• [A TAREFA] Reescreva todo o trecho do texto sobre custas judiciais que vai de "O Órgão Especial" até "de união estável.", substituindo "isenção" por "gratuidade".

#### TEXTO

O Órgão Especial do Tribunal de Justiça de Mato Grosso do Sul aprovou a proposta de anteprojeto de lei de alteração no Regimento de Custas Judiciais, com a criação de uma hipótese específica de isenção para mulheres vítimas de violência doméstica e familiar.
A iniciativa foi formulada pela Coordenadoria de Supervisão de Custas e Distribuição do Primeiro Grau da Corregedoria-Geral de Justiça e prevê a inclusão da nova hipótese no artigo 24 da Lei nº 3.779/2009, que dispõe sobre o Regimento de Custas Judiciais do Estado de Mato Grosso do Sul.
A proposta estabelece que a isenção alcance ações e recursos que tenham relação direta com o agressor e envolvam direitos de natureza pessoal, familiar, patrimonial ou assistencial. Entre os casos estão processos de separação, divórcio, guarda, partilha, alimentos e reconhecimento ou dissolução de união estável.

########
#### DADOS

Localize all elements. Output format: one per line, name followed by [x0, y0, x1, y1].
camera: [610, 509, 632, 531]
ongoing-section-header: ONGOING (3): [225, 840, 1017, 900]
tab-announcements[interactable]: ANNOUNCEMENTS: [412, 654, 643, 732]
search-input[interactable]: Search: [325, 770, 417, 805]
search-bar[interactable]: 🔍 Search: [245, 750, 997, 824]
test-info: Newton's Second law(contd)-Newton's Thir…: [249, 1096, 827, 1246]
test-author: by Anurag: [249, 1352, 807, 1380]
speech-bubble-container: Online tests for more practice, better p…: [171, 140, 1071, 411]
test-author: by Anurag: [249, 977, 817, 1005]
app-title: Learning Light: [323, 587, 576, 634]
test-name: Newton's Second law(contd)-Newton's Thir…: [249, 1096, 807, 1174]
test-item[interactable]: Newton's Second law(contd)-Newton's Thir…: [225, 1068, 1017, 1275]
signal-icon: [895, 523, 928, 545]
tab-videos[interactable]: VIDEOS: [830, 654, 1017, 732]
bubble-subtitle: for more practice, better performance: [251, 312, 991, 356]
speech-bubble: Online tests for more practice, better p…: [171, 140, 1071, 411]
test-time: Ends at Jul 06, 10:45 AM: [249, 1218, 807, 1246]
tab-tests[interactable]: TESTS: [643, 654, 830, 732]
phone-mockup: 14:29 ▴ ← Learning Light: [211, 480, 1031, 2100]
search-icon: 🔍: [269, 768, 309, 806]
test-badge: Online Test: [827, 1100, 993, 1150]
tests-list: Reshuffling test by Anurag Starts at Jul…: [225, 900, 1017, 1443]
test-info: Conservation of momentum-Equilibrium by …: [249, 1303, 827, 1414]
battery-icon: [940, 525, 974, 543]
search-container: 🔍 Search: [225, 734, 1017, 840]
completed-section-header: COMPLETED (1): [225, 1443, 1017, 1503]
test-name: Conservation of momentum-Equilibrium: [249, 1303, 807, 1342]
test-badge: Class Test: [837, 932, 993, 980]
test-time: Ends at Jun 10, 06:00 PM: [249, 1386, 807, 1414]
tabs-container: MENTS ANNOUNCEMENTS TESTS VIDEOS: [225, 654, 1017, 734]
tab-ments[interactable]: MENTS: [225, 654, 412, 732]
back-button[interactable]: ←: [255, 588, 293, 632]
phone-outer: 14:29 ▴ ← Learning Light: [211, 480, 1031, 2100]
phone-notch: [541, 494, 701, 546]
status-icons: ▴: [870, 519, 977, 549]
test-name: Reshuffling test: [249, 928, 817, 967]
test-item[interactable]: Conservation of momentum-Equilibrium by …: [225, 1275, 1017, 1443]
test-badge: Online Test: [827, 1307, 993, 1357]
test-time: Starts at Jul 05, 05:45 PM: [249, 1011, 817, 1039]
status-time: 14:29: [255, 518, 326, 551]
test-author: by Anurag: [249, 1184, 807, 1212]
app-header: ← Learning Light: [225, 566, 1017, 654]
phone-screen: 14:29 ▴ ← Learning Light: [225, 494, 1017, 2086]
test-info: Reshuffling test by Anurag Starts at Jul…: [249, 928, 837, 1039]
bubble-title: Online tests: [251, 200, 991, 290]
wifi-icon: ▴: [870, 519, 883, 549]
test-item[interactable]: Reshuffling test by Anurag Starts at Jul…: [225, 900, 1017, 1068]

########

• [RESPOSTA ESCRITA]
O Órgão Especial do Tribunal de Justiça de Mato Grosso do Sul aprovou a proposta de anteprojeto de lei de alteração no Regimento de Custas Judiciais, com a criação de uma hipótese específica de gratuidade para mulheres vítimas de violência doméstica e familiar.
A iniciativa foi formulada pela Coordenadoria de Supervisão de Custas e Distribuição do Primeiro Grau da Corregedoria-Geral de Justiça e prevê a inclusão da nova hipótese no artigo 24 da Lei nº 3.779/2009, que dispõe sobre o Regimento de Custas Judiciais do Estado de Mato Grosso do Sul.
A proposta estabelece que a gratuidade alcance ações e recursos que tenham relação direta com o agressor e envolvam direitos de natureza pessoal, familiar, patrimonial ou assistencial. Entre os casos estão processos de separação, divórcio, guarda, partilha, alimentos e reconhecimento ou dissolução de união estável.